== TO BE DONE ==
Pick every line from the data that holds the word "Strafraum".

== EXTRACTED MATERIAL ==
____________________

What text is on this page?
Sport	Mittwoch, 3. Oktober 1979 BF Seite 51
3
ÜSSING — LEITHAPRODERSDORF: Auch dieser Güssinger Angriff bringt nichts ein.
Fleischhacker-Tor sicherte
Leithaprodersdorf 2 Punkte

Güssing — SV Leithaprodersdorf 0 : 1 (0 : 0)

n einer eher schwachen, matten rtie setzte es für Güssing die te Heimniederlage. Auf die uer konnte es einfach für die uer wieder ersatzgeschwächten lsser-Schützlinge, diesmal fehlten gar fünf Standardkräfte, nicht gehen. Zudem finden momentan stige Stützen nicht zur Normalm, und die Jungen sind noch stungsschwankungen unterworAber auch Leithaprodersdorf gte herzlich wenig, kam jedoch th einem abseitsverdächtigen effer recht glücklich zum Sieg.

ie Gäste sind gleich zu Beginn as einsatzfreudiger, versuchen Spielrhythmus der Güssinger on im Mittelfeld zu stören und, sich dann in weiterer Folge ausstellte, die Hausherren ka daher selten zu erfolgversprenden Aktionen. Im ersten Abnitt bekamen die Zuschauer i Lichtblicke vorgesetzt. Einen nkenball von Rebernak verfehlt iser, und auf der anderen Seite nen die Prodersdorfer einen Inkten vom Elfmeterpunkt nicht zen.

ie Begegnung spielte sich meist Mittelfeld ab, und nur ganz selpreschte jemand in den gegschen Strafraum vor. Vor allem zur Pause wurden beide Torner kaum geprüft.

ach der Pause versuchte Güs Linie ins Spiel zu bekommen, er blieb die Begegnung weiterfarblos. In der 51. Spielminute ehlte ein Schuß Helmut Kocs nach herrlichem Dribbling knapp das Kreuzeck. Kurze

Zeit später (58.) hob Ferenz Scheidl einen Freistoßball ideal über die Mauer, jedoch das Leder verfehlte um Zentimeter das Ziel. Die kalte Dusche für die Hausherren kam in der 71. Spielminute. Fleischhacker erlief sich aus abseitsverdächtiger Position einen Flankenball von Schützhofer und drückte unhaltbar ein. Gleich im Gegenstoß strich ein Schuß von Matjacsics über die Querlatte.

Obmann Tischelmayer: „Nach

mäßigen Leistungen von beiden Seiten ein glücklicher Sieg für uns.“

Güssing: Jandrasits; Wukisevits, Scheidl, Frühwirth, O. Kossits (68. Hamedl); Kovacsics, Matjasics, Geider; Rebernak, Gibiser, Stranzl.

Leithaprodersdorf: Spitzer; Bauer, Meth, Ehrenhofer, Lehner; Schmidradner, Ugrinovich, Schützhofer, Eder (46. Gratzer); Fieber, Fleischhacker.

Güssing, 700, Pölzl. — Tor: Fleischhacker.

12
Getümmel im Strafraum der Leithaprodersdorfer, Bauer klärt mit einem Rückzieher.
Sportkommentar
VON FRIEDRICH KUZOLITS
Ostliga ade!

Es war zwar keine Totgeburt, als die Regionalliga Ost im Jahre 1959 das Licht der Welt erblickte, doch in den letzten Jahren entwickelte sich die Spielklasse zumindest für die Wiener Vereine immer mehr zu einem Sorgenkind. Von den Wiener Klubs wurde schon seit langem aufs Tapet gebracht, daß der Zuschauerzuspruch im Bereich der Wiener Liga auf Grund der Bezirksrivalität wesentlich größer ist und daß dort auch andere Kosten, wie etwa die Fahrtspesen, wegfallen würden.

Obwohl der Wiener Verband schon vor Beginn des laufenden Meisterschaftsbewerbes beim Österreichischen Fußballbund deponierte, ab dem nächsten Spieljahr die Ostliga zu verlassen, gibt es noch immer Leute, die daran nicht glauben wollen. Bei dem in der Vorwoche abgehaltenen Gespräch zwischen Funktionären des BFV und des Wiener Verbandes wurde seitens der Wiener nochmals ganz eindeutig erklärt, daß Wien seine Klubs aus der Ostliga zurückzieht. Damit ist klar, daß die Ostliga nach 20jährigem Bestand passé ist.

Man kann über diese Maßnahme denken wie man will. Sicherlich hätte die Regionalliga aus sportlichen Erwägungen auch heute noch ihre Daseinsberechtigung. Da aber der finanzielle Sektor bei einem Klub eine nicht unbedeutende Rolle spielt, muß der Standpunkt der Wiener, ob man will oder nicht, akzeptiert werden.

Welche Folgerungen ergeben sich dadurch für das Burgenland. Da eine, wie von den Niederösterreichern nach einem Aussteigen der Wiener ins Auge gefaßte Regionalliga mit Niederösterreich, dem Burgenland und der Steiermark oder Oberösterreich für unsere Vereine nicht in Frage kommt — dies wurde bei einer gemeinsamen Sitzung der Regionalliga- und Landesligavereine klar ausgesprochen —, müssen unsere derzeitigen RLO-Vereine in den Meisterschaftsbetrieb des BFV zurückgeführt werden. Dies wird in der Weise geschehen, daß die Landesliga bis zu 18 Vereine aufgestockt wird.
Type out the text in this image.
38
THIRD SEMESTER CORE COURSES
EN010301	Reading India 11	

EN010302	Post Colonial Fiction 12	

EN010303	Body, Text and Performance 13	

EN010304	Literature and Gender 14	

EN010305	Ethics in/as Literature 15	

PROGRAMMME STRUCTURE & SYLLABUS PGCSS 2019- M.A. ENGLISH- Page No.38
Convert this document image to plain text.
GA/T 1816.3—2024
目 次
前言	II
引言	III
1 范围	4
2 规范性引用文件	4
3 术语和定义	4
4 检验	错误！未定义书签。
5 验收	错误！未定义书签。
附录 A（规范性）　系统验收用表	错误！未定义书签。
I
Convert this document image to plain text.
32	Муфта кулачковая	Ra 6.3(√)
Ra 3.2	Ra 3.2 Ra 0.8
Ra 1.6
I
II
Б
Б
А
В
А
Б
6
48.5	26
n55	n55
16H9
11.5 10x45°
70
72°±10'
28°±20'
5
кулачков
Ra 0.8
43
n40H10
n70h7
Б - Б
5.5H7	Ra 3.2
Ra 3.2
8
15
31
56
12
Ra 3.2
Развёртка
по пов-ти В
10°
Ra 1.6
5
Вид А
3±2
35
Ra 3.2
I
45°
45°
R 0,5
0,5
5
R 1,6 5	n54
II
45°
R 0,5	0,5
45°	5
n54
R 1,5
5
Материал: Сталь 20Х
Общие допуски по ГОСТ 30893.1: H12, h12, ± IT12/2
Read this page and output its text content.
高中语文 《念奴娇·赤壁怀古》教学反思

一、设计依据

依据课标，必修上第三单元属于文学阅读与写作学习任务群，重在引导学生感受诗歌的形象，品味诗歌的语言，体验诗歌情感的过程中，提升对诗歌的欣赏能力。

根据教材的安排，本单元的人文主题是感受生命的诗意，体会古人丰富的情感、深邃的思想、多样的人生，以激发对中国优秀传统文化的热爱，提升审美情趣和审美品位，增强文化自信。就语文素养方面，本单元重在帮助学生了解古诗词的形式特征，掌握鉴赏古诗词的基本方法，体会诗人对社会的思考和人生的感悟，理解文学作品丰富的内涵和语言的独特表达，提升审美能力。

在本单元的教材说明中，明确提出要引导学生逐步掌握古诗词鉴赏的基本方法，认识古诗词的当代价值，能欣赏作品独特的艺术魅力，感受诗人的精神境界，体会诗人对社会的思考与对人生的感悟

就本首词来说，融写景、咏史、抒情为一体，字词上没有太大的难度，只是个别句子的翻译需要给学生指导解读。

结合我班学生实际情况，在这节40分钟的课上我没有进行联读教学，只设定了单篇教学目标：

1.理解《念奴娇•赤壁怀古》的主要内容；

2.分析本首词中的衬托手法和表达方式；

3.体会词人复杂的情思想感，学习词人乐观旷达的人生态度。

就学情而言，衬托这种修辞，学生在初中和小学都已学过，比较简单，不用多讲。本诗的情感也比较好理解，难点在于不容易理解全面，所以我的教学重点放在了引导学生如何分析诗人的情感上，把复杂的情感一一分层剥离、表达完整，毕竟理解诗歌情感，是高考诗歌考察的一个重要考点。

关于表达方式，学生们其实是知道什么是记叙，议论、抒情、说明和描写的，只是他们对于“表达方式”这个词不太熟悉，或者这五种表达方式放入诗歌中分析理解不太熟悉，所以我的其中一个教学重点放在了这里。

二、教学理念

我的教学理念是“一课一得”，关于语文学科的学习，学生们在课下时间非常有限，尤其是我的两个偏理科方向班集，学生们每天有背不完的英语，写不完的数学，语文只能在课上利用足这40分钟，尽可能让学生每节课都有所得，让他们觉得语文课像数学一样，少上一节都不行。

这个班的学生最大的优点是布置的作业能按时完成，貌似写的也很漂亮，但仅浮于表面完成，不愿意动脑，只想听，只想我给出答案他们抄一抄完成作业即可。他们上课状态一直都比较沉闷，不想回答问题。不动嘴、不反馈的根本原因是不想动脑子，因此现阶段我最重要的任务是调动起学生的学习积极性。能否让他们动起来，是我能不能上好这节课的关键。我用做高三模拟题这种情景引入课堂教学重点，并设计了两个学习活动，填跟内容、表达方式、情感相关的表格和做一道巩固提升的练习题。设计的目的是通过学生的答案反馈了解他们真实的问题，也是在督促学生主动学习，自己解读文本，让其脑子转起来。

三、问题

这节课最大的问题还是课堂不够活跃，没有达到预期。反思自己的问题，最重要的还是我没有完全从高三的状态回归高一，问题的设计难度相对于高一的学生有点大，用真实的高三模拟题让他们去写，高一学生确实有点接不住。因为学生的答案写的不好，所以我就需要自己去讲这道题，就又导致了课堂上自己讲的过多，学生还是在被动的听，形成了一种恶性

____________________

== TASK SOLUTION ==
ie Begegnung spielte sich meist Mittelfeld ab, und nur ganz selpreschte jemand in den gegschen Strafraum vor. Vor allem zur Pause wurden beide Torner kaum geprüft.
Getümmel im Strafraum der Leithaprodersdorfer, Bauer klärt mit einem Rückzieher.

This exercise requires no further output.